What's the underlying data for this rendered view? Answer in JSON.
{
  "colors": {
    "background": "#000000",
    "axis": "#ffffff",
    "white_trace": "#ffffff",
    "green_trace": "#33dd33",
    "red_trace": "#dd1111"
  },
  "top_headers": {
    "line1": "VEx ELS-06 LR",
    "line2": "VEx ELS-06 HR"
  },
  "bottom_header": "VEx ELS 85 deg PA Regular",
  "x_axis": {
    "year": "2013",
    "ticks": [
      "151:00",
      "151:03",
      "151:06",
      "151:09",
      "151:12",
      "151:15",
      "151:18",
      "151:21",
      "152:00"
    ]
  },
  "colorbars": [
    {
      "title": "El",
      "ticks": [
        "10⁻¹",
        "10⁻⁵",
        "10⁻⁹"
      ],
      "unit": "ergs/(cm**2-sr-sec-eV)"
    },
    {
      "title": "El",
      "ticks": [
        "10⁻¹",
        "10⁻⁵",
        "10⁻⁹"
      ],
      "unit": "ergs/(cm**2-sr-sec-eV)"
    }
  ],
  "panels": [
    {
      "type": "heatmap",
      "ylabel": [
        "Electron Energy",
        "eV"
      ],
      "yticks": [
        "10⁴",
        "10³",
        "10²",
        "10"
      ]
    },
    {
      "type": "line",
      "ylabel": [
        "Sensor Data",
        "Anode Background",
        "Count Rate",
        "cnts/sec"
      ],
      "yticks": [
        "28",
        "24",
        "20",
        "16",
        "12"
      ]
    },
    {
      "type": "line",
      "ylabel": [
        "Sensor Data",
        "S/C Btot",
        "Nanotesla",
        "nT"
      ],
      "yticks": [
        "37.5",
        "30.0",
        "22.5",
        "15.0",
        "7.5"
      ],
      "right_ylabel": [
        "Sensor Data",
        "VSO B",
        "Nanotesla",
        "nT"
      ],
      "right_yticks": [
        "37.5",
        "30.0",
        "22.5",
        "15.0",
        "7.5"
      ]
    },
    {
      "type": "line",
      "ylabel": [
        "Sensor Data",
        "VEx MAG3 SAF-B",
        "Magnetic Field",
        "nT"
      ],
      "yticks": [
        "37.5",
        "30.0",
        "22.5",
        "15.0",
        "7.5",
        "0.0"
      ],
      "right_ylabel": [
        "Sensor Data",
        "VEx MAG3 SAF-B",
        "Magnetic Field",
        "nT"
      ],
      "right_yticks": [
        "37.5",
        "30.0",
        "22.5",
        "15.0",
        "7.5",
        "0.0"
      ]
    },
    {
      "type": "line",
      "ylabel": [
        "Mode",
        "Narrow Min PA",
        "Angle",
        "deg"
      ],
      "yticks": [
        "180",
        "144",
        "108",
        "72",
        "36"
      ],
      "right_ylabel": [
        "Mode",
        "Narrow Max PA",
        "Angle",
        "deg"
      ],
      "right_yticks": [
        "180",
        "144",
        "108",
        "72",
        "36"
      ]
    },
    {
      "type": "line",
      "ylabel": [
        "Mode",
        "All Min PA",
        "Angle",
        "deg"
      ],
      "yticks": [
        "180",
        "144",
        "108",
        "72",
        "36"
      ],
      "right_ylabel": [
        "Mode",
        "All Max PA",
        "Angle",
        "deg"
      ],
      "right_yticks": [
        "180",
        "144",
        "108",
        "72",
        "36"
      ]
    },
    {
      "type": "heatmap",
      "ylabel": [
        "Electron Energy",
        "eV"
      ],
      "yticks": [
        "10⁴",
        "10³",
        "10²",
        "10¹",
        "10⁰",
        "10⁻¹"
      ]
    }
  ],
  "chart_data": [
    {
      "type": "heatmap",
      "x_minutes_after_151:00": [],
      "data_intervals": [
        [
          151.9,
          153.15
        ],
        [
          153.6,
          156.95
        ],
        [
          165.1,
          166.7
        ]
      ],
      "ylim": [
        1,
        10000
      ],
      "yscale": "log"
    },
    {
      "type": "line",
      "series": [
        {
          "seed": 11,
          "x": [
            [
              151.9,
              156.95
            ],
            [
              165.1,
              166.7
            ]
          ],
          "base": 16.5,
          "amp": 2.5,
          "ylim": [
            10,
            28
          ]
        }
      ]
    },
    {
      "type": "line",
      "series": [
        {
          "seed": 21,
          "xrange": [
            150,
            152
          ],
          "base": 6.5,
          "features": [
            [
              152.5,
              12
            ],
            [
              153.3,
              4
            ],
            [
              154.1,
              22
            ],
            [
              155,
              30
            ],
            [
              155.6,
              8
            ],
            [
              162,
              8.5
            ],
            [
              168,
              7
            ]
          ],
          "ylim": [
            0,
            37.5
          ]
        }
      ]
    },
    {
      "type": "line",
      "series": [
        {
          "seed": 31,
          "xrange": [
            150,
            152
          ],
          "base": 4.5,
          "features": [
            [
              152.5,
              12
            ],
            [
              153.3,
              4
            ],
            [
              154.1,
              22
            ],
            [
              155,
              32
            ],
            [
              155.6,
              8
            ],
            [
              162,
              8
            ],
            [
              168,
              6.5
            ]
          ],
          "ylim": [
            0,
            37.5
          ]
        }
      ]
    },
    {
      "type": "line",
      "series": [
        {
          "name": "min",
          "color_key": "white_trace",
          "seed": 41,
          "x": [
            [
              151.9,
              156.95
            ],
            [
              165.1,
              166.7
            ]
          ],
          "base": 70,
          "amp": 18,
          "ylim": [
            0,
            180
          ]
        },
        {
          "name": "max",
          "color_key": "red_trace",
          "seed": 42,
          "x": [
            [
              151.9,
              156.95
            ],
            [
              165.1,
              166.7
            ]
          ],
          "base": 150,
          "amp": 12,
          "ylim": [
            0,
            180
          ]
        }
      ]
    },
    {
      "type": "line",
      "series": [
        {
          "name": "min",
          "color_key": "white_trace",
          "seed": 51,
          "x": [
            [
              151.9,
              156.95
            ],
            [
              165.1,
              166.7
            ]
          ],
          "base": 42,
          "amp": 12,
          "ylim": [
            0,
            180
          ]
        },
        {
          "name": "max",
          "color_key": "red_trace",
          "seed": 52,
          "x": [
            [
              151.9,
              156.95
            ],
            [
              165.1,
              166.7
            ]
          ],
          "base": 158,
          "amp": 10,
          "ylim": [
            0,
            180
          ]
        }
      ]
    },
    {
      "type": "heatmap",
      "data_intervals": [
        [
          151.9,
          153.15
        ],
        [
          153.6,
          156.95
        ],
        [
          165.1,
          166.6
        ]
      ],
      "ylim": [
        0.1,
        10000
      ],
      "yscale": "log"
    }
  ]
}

==================================================

* Work to be completed:
Return every line exactly.

* Task response:
What's the underlying data for this rendered view? Answer in JSON.
{
  "colors": {
    "background": "#000000",
    "axis": "#ffffff",
    "white_trace": "#ffffff",
    "green_trace": "#33dd33",
    "red_trace": "#dd1111"
  },
  "top_headers": {
    "line1": "VEx ELS-06 LR",
    "line2": "VEx ELS-06 HR"
  },
  "bottom_header": "VEx ELS 85 deg PA Regular",
  "x_axis": {
    "year": "2013",
    "ticks": [
      "151:00",
      "151:03",
      "151:06",
      "151:09",
      "151:12",
      "151:15",
      "151:18",
      "151:21",
      "152:00"
    ]
  },
  "colorbars": [
    {
      "title": "El",
      "ticks": [
        "10⁻¹",
        "10⁻⁵",
        "10⁻⁹"
      ],
      "unit": "ergs/(cm**2-sr-sec-eV)"
    },
    {
      "title": "El",
      "ticks": [
        "10⁻¹",
        "10⁻⁵",
        "10⁻⁹"
      ],
      "unit": "ergs/(cm**2-sr-sec-eV)"
    }
  ],
  "panels": [
    {
      "type": "heatmap",
      "ylabel": [
        "Electron Energy",
        "eV"
      ],
      "yticks": [
        "10⁴",
        "10³",
        "10²",
        "10"
      ]
    },
    {
      "type": "line",
      "ylabel": [
        "Sensor Data",
        "Anode Background",
        "Count Rate",
        "cnts/sec"
      ],
      "yticks": [
        "28",
        "24",
        "20",
        "16",
        "12"
      ]
    },
    {
      "type": "line",
      "ylabel": [
        "Sensor Data",
        "S/C Btot",
        "Nanotesla",
        "nT"
      ],
      "yticks": [
        "37.5",
        "30.0",
        "22.5",
        "15.0",
        "7.5"
      ],
      "right_ylabel": [
        "Sensor Data",
        "VSO B",
        "Nanotesla",
        "nT"
      ],
      "right_yticks": [
        "37.5",
        "30.0",
        "22.5",
        "15.0",
        "7.5"
      ]
    },
    {
      "type": "line",
      "ylabel": [
        "Sensor Data",
        "VEx MAG3 SAF-B",
        "Magnetic Field",
        "nT"
      ],
      "yticks": [
        "37.5",
        "30.0",
        "22.5",
        "15.0",
        "7.5",
        "0.0"
      ],
      "right_ylabel": [
        "Sensor Data",
        "VEx MAG3 SAF-B",
        "Magnetic Field",
        "nT"
      ],
      "right_yticks": [
        "37.5",
        "30.0",
        "22.5",
        "15.0",
        "7.5",
        "0.0"
      ]
    },
    {
      "type": "line",
      "ylabel": [
        "Mode",
        "Narrow Min PA",
        "Angle",
        "deg"
      ],
      "yticks": [
        "180",
        "144",
        "108",
        "72",
        "36"
      ],
      "right_ylabel": [
        "Mode",
        "Narrow Max PA",
        "Angle",
        "deg"
      ],
      "right_yticks": [
        "180",
        "144",
        "108",
        "72",
        "36"
      ]
    },
    {
      "type": "line",
      "ylabel": [
        "Mode",
        "All Min PA",
        "Angle",
        "deg"
      ],
      "yticks": [
        "180",
        "144",
        "108",
        "72",
        "36"
      ],
      "right_ylabel": [
        "Mode",
        "All Max PA",
        "Angle",
        "deg"
      ],
      "right_yticks": [
        "180",
        "144",
        "108",
        "72",
        "36"
      ]
    },
    {
      "type": "heatmap",
      "ylabel": [
        "Electron Energy",
        "eV"
      ],
      "yticks": [
        "10⁴",
        "10³",
        "10²",
        "10¹",
        "10⁰",
        "10⁻¹"
      ]
    }
  ],
  "chart_data": [
    {
      "type": "heatmap",
      "x_minutes_after_151:00": [],
      "data_intervals": [
        [
          151.9,
          153.15
        ],
        [
          153.6,
          156.95
        ],
        [
          165.1,
          166.7
        ]
      ],
      "ylim": [
        1,
        10000
      ],
      "yscale": "log"
    },
    {
      "type": "line",
      "series": [
        {
          "seed": 11,
          "x": [
            [
              151.9,
              156.95
            ],
            [
              165.1,
              166.7
            ]
          ],
          "base": 16.5,
          "amp": 2.5,
          "ylim": [
            10,
            28
          ]
        }
      ]
    },
    {
      "type": "line",
      "series": [
        {
          "seed": 21,
          "xrange": [
            150,
            152
          ],
          "base": 6.5,
          "features": [
            [
              152.5,
              12
            ],
            [
              153.3,
              4
            ],
            [
              154.1,
              22
            ],
            [
              155,
              30
            ],
            [
              155.6,
              8
            ],
            [
              162,
              8.5
            ],
            [
              168,
              7
            ]
          ],
          "ylim": [
            0,
            37.5
          ]
        }
      ]
    },
    {
      "type": "line",
      "series": [
        {
          "seed": 31,
          "xrange": [
            150,
            152
          ],
          "base": 4.5,
          "features": [
            [
              152.5,
              12
            ],
            [
              153.3,
              4
            ],
            [
              154.1,
              22
            ],
            [
              155,
              32
            ],
            [
              155.6,
              8
            ],
            [
              162,
              8
            ],
            [
              168,
              6.5
            ]
          ],
          "ylim": [
            0,
            37.5
          ]
        }
      ]
    },
    {
      "type": "line",
      "series": [
        {
          "name": "min",
          "color_key": "white_trace",
          "seed": 41,
          "x": [
            [
              151.9,
              156.95
            ],
            [
              165.1,
              166.7
            ]
          ],
          "base": 70,
          "amp": 18,
          "ylim": [
            0,
            180
          ]
        },
        {
          "name": "max",
          "color_key": "red_trace",
          "seed": 42,
          "x": [
            [
              151.9,
              156.95
            ],
            [
              165.1,
              166.7
            ]
          ],
          "base": 150,
          "amp": 12,
          "ylim": [
            0,
            180
          ]
        }
      ]
    },
    {
      "type": "line",
      "series": [
        {
          "name": "min",
          "color_key": "white_trace",
          "seed": 51,
          "x": [
            [
              151.9,
              156.95
            ],
            [
              165.1,
              166.7
            ]
          ],
          "base": 42,
          "amp": 12,
          "ylim": [
            0,
            180
          ]
        },
        {
          "name": "max",
          "color_key": "red_trace",
          "seed": 52,
          "x": [
            [
              151.9,
              156.95
            ],
            [
              165.1,
              166.7
            ]
          ],
          "base": 158,
          "amp": 10,
          "ylim": [
            0,
            180
          ]
        }
      ]
    },
    {
      "type": "heatmap",
      "data_intervals": [
        [
          151.9,
          153.15
        ],
        [
          153.6,
          156.95
        ],
        [
          165.1,
          166.6
        ]
      ],
      "ylim": [
        0.1,
        10000
      ],
      "yscale": "log"
    }
  ]
}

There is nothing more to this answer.